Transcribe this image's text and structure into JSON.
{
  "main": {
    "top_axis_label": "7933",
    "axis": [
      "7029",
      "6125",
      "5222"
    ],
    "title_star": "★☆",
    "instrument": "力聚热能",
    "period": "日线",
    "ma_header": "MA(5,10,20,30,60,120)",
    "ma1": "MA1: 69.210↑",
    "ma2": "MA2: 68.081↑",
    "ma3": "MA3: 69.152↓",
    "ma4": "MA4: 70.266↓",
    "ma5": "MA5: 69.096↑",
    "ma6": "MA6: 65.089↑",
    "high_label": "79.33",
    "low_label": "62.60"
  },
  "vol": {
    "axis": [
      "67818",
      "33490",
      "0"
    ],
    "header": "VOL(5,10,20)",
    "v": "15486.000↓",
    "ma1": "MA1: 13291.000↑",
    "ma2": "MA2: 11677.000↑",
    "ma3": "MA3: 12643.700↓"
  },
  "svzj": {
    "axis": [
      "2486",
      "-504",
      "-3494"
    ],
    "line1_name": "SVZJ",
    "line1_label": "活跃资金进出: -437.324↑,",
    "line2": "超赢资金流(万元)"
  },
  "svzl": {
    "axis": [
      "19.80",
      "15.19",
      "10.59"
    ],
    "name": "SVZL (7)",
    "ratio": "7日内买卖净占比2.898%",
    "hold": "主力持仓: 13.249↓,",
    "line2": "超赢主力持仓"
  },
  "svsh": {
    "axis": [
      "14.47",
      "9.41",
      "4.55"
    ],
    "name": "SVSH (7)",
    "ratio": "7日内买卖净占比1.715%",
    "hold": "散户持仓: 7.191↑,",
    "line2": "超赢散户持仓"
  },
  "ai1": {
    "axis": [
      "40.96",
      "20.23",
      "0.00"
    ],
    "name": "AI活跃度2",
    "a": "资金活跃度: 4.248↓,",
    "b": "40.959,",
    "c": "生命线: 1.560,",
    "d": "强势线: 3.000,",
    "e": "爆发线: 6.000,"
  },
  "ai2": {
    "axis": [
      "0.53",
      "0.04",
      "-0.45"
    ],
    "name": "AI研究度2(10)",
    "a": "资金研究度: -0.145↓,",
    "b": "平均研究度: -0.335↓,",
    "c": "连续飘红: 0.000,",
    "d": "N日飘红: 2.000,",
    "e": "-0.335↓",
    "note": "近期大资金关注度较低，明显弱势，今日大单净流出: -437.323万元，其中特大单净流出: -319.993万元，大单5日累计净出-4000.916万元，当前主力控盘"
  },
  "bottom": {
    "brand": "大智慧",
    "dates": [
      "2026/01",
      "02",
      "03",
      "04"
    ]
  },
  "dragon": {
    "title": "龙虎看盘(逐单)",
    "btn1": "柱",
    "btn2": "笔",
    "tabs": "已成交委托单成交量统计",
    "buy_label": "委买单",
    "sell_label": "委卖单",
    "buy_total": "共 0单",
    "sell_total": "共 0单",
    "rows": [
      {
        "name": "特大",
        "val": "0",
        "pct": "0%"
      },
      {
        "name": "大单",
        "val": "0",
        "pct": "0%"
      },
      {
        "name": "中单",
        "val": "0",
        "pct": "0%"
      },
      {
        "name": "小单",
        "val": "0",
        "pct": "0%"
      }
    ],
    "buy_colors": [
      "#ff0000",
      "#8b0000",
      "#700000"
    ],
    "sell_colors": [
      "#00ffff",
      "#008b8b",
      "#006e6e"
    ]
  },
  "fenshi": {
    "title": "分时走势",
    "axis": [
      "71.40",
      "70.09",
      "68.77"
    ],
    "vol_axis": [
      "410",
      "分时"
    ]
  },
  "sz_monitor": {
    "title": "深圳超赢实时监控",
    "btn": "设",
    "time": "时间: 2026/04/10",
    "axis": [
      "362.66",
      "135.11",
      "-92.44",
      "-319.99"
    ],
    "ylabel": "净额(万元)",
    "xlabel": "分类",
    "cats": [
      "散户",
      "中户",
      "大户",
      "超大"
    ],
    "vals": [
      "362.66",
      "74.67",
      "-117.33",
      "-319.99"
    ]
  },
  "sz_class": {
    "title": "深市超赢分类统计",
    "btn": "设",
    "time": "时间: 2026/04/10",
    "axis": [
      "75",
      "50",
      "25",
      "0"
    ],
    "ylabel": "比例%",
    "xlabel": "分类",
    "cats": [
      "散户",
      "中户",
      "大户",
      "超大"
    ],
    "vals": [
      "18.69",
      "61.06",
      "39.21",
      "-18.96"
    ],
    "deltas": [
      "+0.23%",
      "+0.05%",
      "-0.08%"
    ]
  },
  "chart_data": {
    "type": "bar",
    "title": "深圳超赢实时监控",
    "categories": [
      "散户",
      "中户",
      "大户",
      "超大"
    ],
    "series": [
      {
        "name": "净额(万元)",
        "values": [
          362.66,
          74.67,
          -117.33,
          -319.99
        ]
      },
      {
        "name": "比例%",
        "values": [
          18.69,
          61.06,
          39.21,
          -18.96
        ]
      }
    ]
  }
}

====

TASK OBJECTIVE:
Reproduce the data, keeping every line exactly the same.

TASK ANSWER:
Transcribe this image's text and structure into JSON.
{
  "main": {
    "top_axis_label": "7933",
    "axis": [
      "7029",
      "6125",
      "5222"
    ],
    "title_star": "★☆",
    "instrument": "力聚热能",
    "period": "日线",
    "ma_header": "MA(5,10,20,30,60,120)",
    "ma1": "MA1: 69.210↑",
    "ma2": "MA2: 68.081↑",
    "ma3": "MA3: 69.152↓",
    "ma4": "MA4: 70.266↓",
    "ma5": "MA5: 69.096↑",
    "ma6": "MA6: 65.089↑",
    "high_label": "79.33",
    "low_label": "62.60"
  },
  "vol": {
    "axis": [
      "67818",
      "33490",
      "0"
    ],
    "header": "VOL(5,10,20)",
    "v": "15486.000↓",
    "ma1": "MA1: 13291.000↑",
    "ma2": "MA2: 11677.000↑",
    "ma3": "MA3: 12643.700↓"
  },
  "svzj": {
    "axis": [
      "2486",
      "-504",
      "-3494"
    ],
    "line1_name": "SVZJ",
    "line1_label": "活跃资金进出: -437.324↑,",
    "line2": "超赢资金流(万元)"
  },
  "svzl": {
    "axis": [
      "19.80",
      "15.19",
      "10.59"
    ],
    "name": "SVZL (7)",
    "ratio": "7日内买卖净占比2.898%",
    "hold": "主力持仓: 13.249↓,",
    "line2": "超赢主力持仓"
  },
  "svsh": {
    "axis": [
      "14.47",
      "9.41",
      "4.55"
    ],
    "name": "SVSH (7)",
    "ratio": "7日内买卖净占比1.715%",
    "hold": "散户持仓: 7.191↑,",
    "line2": "超赢散户持仓"
  },
  "ai1": {
    "axis": [
      "40.96",
      "20.23",
      "0.00"
    ],
    "name": "AI活跃度2",
    "a": "资金活跃度: 4.248↓,",
    "b": "40.959,",
    "c": "生命线: 1.560,",
    "d": "强势线: 3.000,",
    "e": "爆发线: 6.000,"
  },
  "ai2": {
    "axis": [
      "0.53",
      "0.04",
      "-0.45"
    ],
    "name": "AI研究度2(10)",
    "a": "资金研究度: -0.145↓,",
    "b": "平均研究度: -0.335↓,",
    "c": "连续飘红: 0.000,",
    "d": "N日飘红: 2.000,",
    "e": "-0.335↓",
    "note": "近期大资金关注度较低，明显弱势，今日大单净流出: -437.323万元，其中特大单净流出: -319.993万元，大单5日累计净出-4000.916万元，当前主力控盘"
  },
  "bottom": {
    "brand": "大智慧",
    "dates": [
      "2026/01",
      "02",
      "03",
      "04"
    ]
  },
  "dragon": {
    "title": "龙虎看盘(逐单)",
    "btn1": "柱",
    "btn2": "笔",
    "tabs": "已成交委托单成交量统计",
    "buy_label": "委买单",
    "sell_label": "委卖单",
    "buy_total": "共 0单",
    "sell_total": "共 0单",
    "rows": [
      {
        "name": "特大",
        "val": "0",
        "pct": "0%"
      },
      {
        "name": "大单",
        "val": "0",
        "pct": "0%"
      },
      {
        "name": "中单",
        "val": "0",
        "pct": "0%"
      },
      {
        "name": "小单",
        "val": "0",
        "pct": "0%"
      }
    ],
    "buy_colors": [
      "#ff0000",
      "#8b0000",
      "#700000"
    ],
    "sell_colors": [
      "#00ffff",
      "#008b8b",
      "#006e6e"
    ]
  },
  "fenshi": {
    "title": "分时走势",
    "axis": [
      "71.40",
      "70.09",
      "68.77"
    ],
    "vol_axis": [
      "410",
      "分时"
    ]
  },
  "sz_monitor": {
    "title": "深圳超赢实时监控",
    "btn": "设",
    "time": "时间: 2026/04/10",
    "axis": [
      "362.66",
      "135.11",
      "-92.44",
      "-319.99"
    ],
    "ylabel": "净额(万元)",
    "xlabel": "分类",
    "cats": [
      "散户",
      "中户",
      "大户",
      "超大"
    ],
    "vals": [
      "362.66",
      "74.67",
      "-117.33",
      "-319.99"
    ]
  },
  "sz_class": {
    "title": "深市超赢分类统计",
    "btn": "设",
    "time": "时间: 2026/04/10",
    "axis": [
      "75",
      "50",
      "25",
      "0"
    ],
    "ylabel": "比例%",
    "xlabel": "分类",
    "cats": [
      "散户",
      "中户",
      "大户",
      "超大"
    ],
    "vals": [
      "18.69",
      "61.06",
      "39.21",
      "-18.96"
    ],
    "deltas": [
      "+0.23%",
      "+0.05%",
      "-0.08%"
    ]
  },
  "chart_data": {
    "type": "bar",
    "title": "深圳超赢实时监控",
    "categories": [
      "散户",
      "中户",
      "大户",
      "超大"
    ],
    "series": [
      {
        "name": "净额(万元)",
        "values": [
          362.66,
          74.67,
          -117.33,
          -319.99
        ]
      },
      {
        "name": "比例%",
        "values": [
          18.69,
          61.06,
          39.21,
          -18.96
        ]
      }
    ]
  }
}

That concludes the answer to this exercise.